— Exercise —
State the number of lines that include the string "Ethereum", and write nothing else.

--- start of Recorded information ---

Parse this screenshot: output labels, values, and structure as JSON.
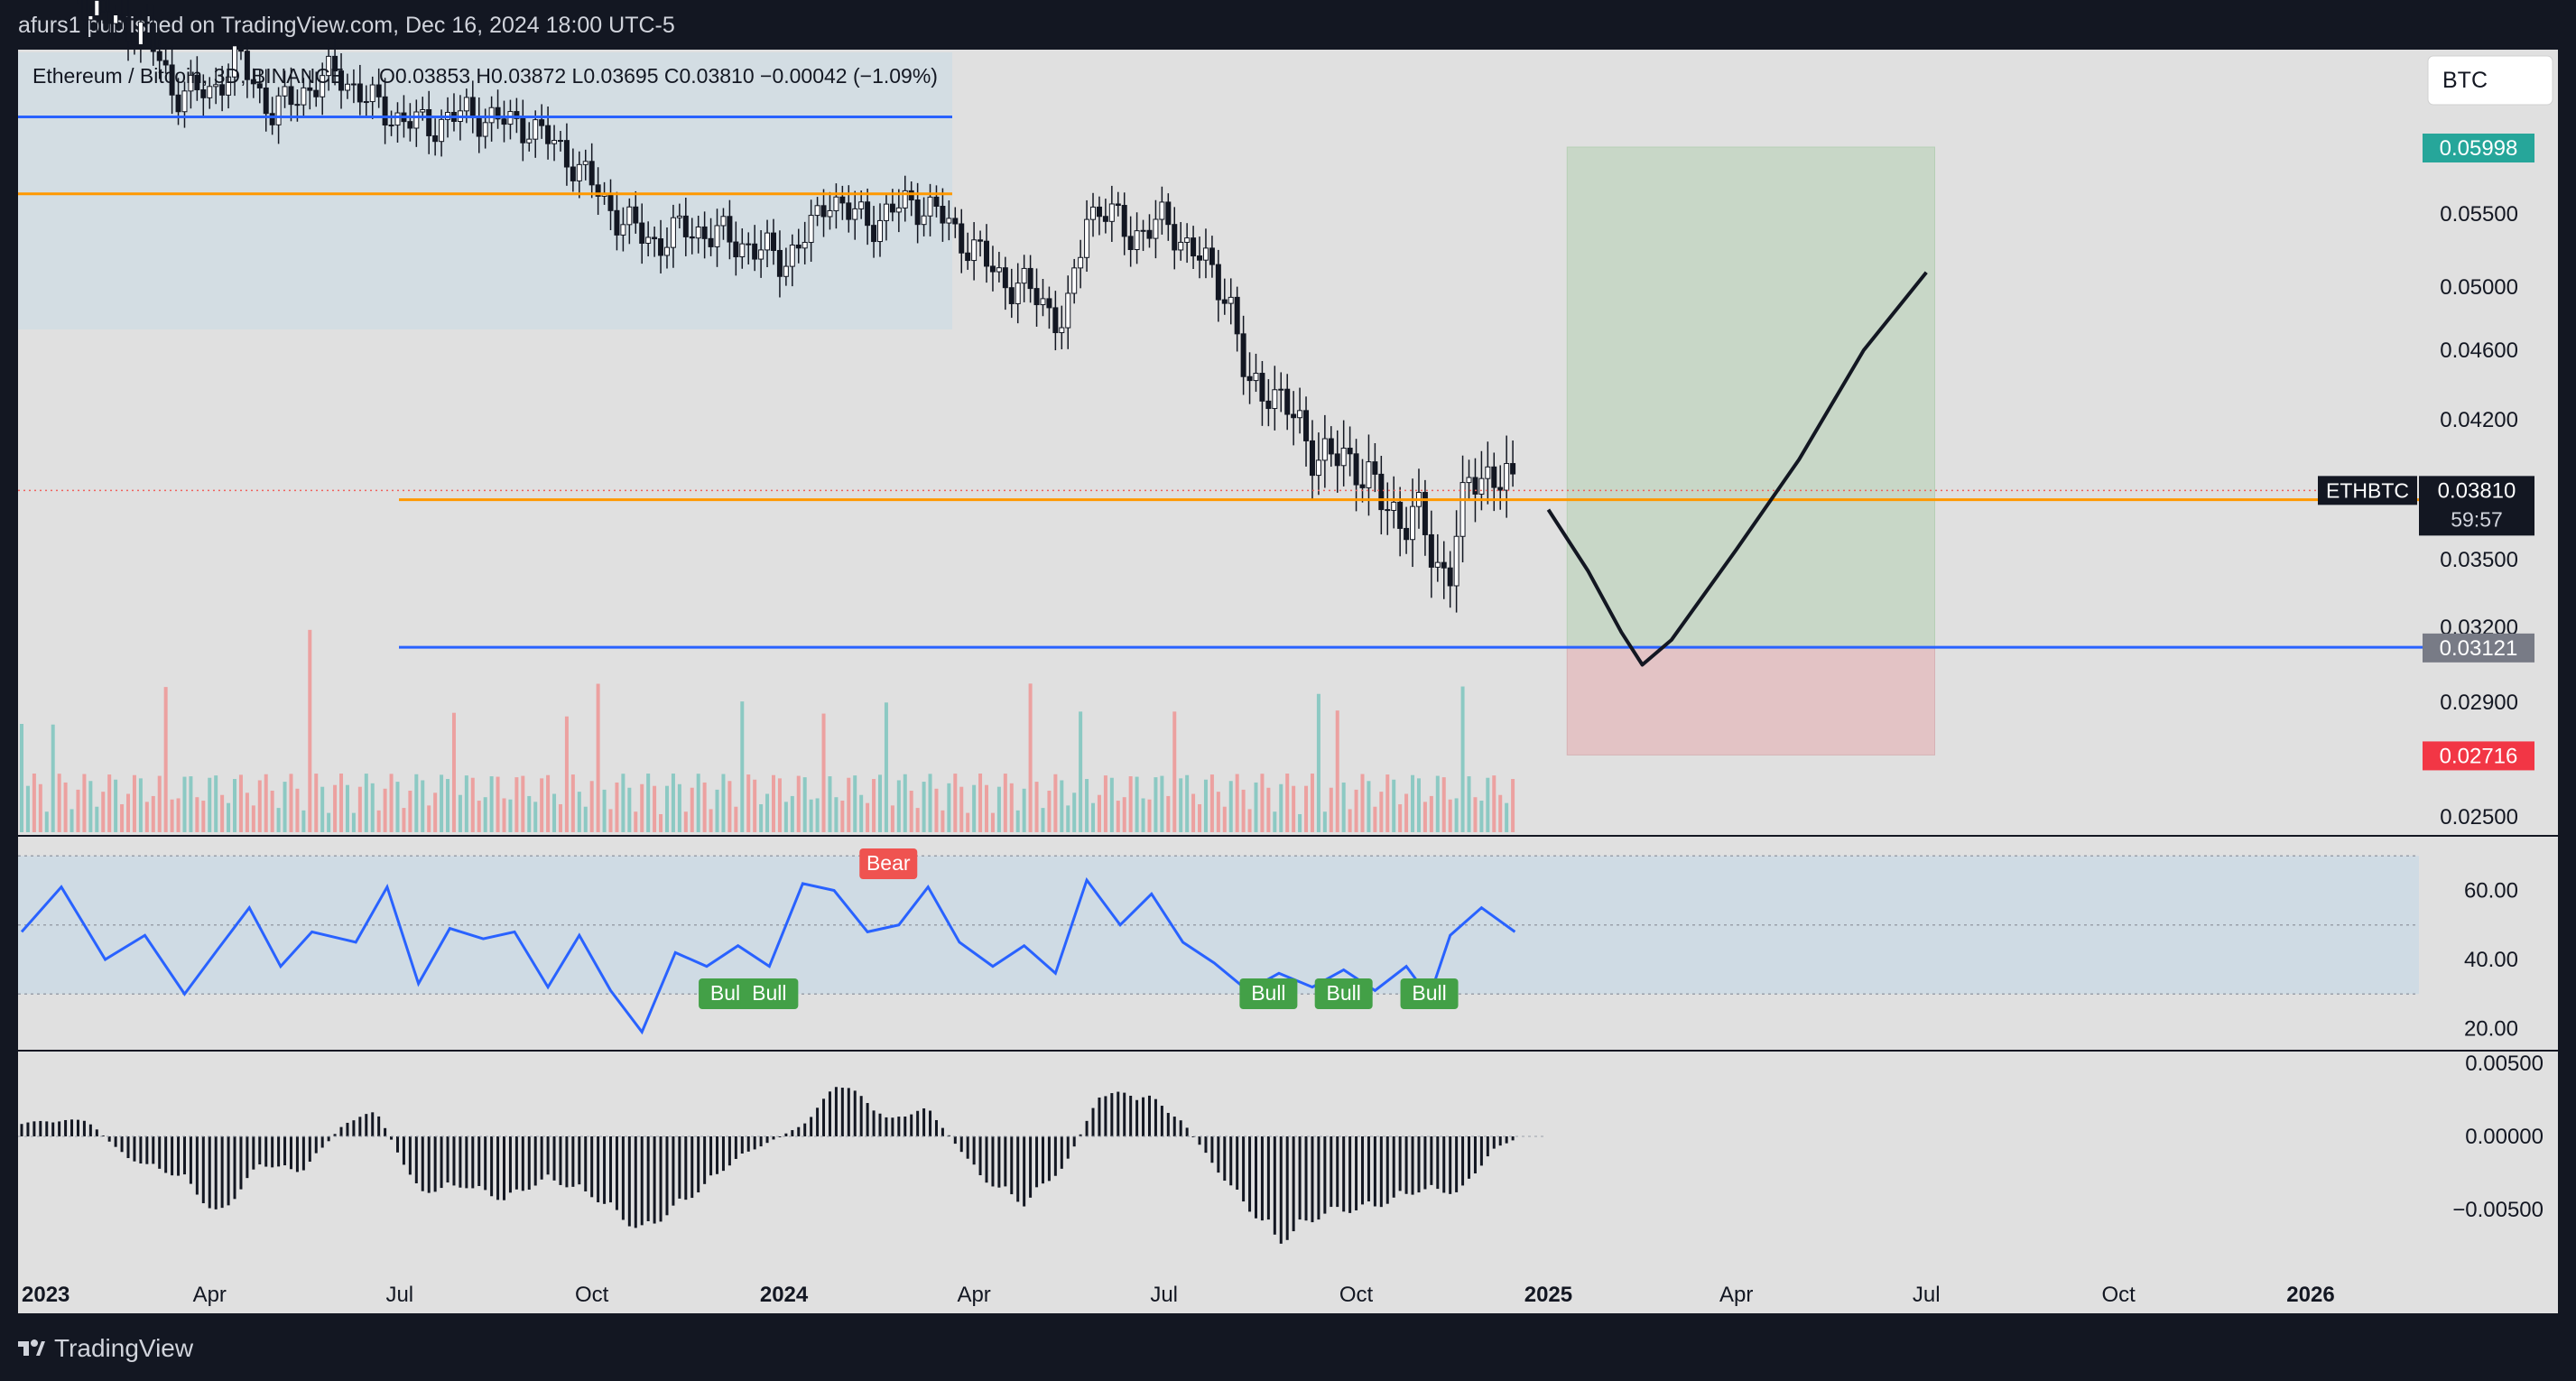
{
  "header": {
    "publisher_line": "afurs1 published on TradingView.com, Dec 16, 2024 18:00 UTC-5"
  },
  "legend": {
    "symbol_line": "Ethereum / Bitcoin, 3D, BINANCE",
    "ohlc_line": "O0.03853  H0.03872  L0.03695  C0.03810  −0.00042 (−1.09%)"
  },
  "currency_button": {
    "label": "BTC"
  },
  "footer": {
    "brand": "TradingView"
  },
  "colors": {
    "background": "#131722",
    "pane": "#e0e0e0",
    "up": "#26a69a",
    "down": "#ef5350",
    "orange": "#ff9800",
    "blue": "#2962ff",
    "rsi_line": "#2962ff",
    "profit_zone": "#c8d7c7",
    "loss_zone": "#e3c3c5",
    "box_zone": "#d3dde3"
  },
  "chart_data": [
    {
      "type": "line",
      "name": "price-pane",
      "title": "Ethereum / Bitcoin, 3D, BINANCE",
      "x_tick_labels": [
        "2023",
        "Apr",
        "Jul",
        "Oct",
        "2024",
        "Apr",
        "Jul",
        "Oct",
        "2025",
        "Apr",
        "Jul",
        "Oct",
        "2026"
      ],
      "y_tick_labels": [
        "0.05500",
        "0.05000",
        "0.04600",
        "0.04200",
        "0.03500",
        "0.03200",
        "0.02900",
        "0.02500"
      ],
      "y_ticks": [
        0.055,
        0.05,
        0.046,
        0.042,
        0.035,
        0.032,
        0.029,
        0.025
      ],
      "price_labels": [
        {
          "text": "0.05998",
          "value": 0.05998,
          "color": "#26a69a"
        },
        {
          "text": "0.03121",
          "value": 0.03121,
          "color": "#787b86"
        },
        {
          "text": "0.02716",
          "value": 0.02716,
          "color": "#f23645"
        }
      ],
      "last_price": {
        "symbol": "ETHBTC",
        "value": "0.03810",
        "countdown": "59:57"
      },
      "horizontal_lines": [
        {
          "color": "orange",
          "value": 0.0565
        },
        {
          "color": "blue",
          "value": 0.0622
        },
        {
          "color": "orange",
          "value": 0.038
        },
        {
          "color": "blue",
          "value": 0.0312
        }
      ],
      "close_series": {
        "name": "ETHBTC",
        "points": [
          [
            "2023-01-01",
            0.0733
          ],
          [
            "2023-01-15",
            0.0745
          ],
          [
            "2023-02-01",
            0.0705
          ],
          [
            "2023-02-15",
            0.069
          ],
          [
            "2023-03-01",
            0.0685
          ],
          [
            "2023-03-15",
            0.064
          ],
          [
            "2023-04-01",
            0.064
          ],
          [
            "2023-04-15",
            0.0665
          ],
          [
            "2023-05-01",
            0.0625
          ],
          [
            "2023-05-15",
            0.064
          ],
          [
            "2023-06-01",
            0.0655
          ],
          [
            "2023-06-15",
            0.0635
          ],
          [
            "2023-07-01",
            0.062
          ],
          [
            "2023-07-15",
            0.0615
          ],
          [
            "2023-08-01",
            0.0625
          ],
          [
            "2023-08-15",
            0.062
          ],
          [
            "2023-09-01",
            0.0615
          ],
          [
            "2023-09-15",
            0.06
          ],
          [
            "2023-10-01",
            0.0572
          ],
          [
            "2023-10-15",
            0.0545
          ],
          [
            "2023-11-01",
            0.053
          ],
          [
            "2023-11-15",
            0.054
          ],
          [
            "2023-12-01",
            0.0535
          ],
          [
            "2023-12-15",
            0.0528
          ],
          [
            "2024-01-01",
            0.0518
          ],
          [
            "2024-01-15",
            0.054
          ],
          [
            "2024-01-22",
            0.0565
          ],
          [
            "2024-02-01",
            0.055
          ],
          [
            "2024-02-15",
            0.0545
          ],
          [
            "2024-03-01",
            0.056
          ],
          [
            "2024-03-15",
            0.055
          ],
          [
            "2024-04-01",
            0.0525
          ],
          [
            "2024-04-15",
            0.0505
          ],
          [
            "2024-05-01",
            0.0495
          ],
          [
            "2024-05-15",
            0.0475
          ],
          [
            "2024-05-25",
            0.055
          ],
          [
            "2024-06-01",
            0.0555
          ],
          [
            "2024-06-15",
            0.0535
          ],
          [
            "2024-07-01",
            0.0545
          ],
          [
            "2024-07-15",
            0.0525
          ],
          [
            "2024-08-01",
            0.0495
          ],
          [
            "2024-08-10",
            0.0435
          ],
          [
            "2024-08-20",
            0.044
          ],
          [
            "2024-09-01",
            0.042
          ],
          [
            "2024-09-15",
            0.04
          ],
          [
            "2024-10-01",
            0.04
          ],
          [
            "2024-10-15",
            0.0375
          ],
          [
            "2024-11-01",
            0.037
          ],
          [
            "2024-11-08",
            0.0345
          ],
          [
            "2024-11-15",
            0.035
          ],
          [
            "2024-11-25",
            0.039
          ],
          [
            "2024-12-05",
            0.0395
          ],
          [
            "2024-12-16",
            0.0381
          ]
        ]
      },
      "projection_path": {
        "points": [
          [
            "2025-01-01",
            0.0375
          ],
          [
            "2025-01-20",
            0.0345
          ],
          [
            "2025-02-05",
            0.0318
          ],
          [
            "2025-02-15",
            0.0305
          ],
          [
            "2025-03-01",
            0.0315
          ],
          [
            "2025-04-01",
            0.0355
          ],
          [
            "2025-05-01",
            0.04
          ],
          [
            "2025-06-01",
            0.046
          ],
          [
            "2025-07-01",
            0.051
          ]
        ]
      },
      "position_tool": {
        "entry": 0.03121,
        "target": 0.05998,
        "stop": 0.02716,
        "from": "2025-01-10",
        "to": "2025-07-05"
      }
    },
    {
      "type": "line",
      "name": "rsi-pane",
      "y_tick_labels": [
        "60.00",
        "40.00",
        "20.00"
      ],
      "y_ticks": [
        60,
        40,
        20
      ],
      "band": [
        30,
        70
      ],
      "series": [
        {
          "name": "RSI",
          "points": [
            [
              "2023-01-01",
              48
            ],
            [
              "2023-01-20",
              61
            ],
            [
              "2023-02-10",
              40
            ],
            [
              "2023-03-01",
              47
            ],
            [
              "2023-03-20",
              30
            ],
            [
              "2023-04-05",
              43
            ],
            [
              "2023-04-20",
              55
            ],
            [
              "2023-05-05",
              38
            ],
            [
              "2023-05-20",
              48
            ],
            [
              "2023-06-10",
              45
            ],
            [
              "2023-06-25",
              61
            ],
            [
              "2023-07-10",
              33
            ],
            [
              "2023-07-25",
              49
            ],
            [
              "2023-08-10",
              46
            ],
            [
              "2023-08-25",
              48
            ],
            [
              "2023-09-10",
              32
            ],
            [
              "2023-09-25",
              47
            ],
            [
              "2023-10-10",
              31
            ],
            [
              "2023-10-25",
              19
            ],
            [
              "2023-11-10",
              42
            ],
            [
              "2023-11-25",
              38
            ],
            [
              "2023-12-10",
              44
            ],
            [
              "2023-12-25",
              38
            ],
            [
              "2024-01-10",
              62
            ],
            [
              "2024-01-25",
              60
            ],
            [
              "2024-02-10",
              48
            ],
            [
              "2024-02-25",
              50
            ],
            [
              "2024-03-10",
              61
            ],
            [
              "2024-03-25",
              45
            ],
            [
              "2024-04-10",
              38
            ],
            [
              "2024-04-25",
              44
            ],
            [
              "2024-05-10",
              36
            ],
            [
              "2024-05-25",
              63
            ],
            [
              "2024-06-10",
              50
            ],
            [
              "2024-06-25",
              59
            ],
            [
              "2024-07-10",
              45
            ],
            [
              "2024-07-25",
              39
            ],
            [
              "2024-08-10",
              31
            ],
            [
              "2024-08-25",
              36
            ],
            [
              "2024-09-10",
              32
            ],
            [
              "2024-09-25",
              37
            ],
            [
              "2024-10-10",
              31
            ],
            [
              "2024-10-25",
              38
            ],
            [
              "2024-11-05",
              29
            ],
            [
              "2024-11-15",
              47
            ],
            [
              "2024-11-30",
              55
            ],
            [
              "2024-12-16",
              48
            ]
          ]
        }
      ],
      "annotations": [
        {
          "text": "Bull",
          "at": "2023-12-05",
          "kind": "bull"
        },
        {
          "text": "Bull",
          "at": "2023-12-25",
          "kind": "bull"
        },
        {
          "text": "Bear",
          "at": "2024-02-20",
          "kind": "bear"
        },
        {
          "text": "Bull",
          "at": "2024-08-20",
          "kind": "bull"
        },
        {
          "text": "Bull",
          "at": "2024-09-25",
          "kind": "bull"
        },
        {
          "text": "Bull",
          "at": "2024-11-05",
          "kind": "bull"
        }
      ]
    },
    {
      "type": "bar",
      "name": "histogram-pane",
      "y_tick_labels": [
        "0.00500",
        "0.00000",
        "−0.00500"
      ],
      "y_ticks": [
        0.005,
        0.0,
        -0.005
      ],
      "series": [
        {
          "name": "histogram",
          "points": [
            [
              "2023-01-01",
              0.001
            ],
            [
              "2023-02-01",
              0.0012
            ],
            [
              "2023-02-20",
              -0.0015
            ],
            [
              "2023-03-20",
              -0.003
            ],
            [
              "2023-04-05",
              -0.0058
            ],
            [
              "2023-04-25",
              -0.002
            ],
            [
              "2023-05-15",
              -0.0025
            ],
            [
              "2023-06-05",
              0.001
            ],
            [
              "2023-06-20",
              0.0018
            ],
            [
              "2023-07-10",
              -0.004
            ],
            [
              "2023-08-01",
              -0.0035
            ],
            [
              "2023-08-20",
              -0.0045
            ],
            [
              "2023-09-10",
              -0.003
            ],
            [
              "2023-10-01",
              -0.0042
            ],
            [
              "2023-10-25",
              -0.0068
            ],
            [
              "2023-11-20",
              -0.004
            ],
            [
              "2023-12-10",
              -0.0015
            ],
            [
              "2024-01-10",
              0.0008
            ],
            [
              "2024-01-28",
              0.004
            ],
            [
              "2024-02-20",
              0.0012
            ],
            [
              "2024-03-10",
              0.002
            ],
            [
              "2024-04-05",
              -0.003
            ],
            [
              "2024-04-25",
              -0.0048
            ],
            [
              "2024-05-15",
              -0.002
            ],
            [
              "2024-06-01",
              0.0032
            ],
            [
              "2024-06-25",
              0.0028
            ],
            [
              "2024-07-10",
              0.001
            ],
            [
              "2024-08-01",
              -0.0035
            ],
            [
              "2024-08-25",
              -0.0075
            ],
            [
              "2024-09-15",
              -0.0055
            ],
            [
              "2024-10-10",
              -0.005
            ],
            [
              "2024-11-01",
              -0.0038
            ],
            [
              "2024-11-20",
              -0.004
            ],
            [
              "2024-12-05",
              -0.001
            ],
            [
              "2024-12-16",
              -0.0002
            ]
          ]
        }
      ]
    }
  ]
}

--- end of Recorded information ---

— The reply —
2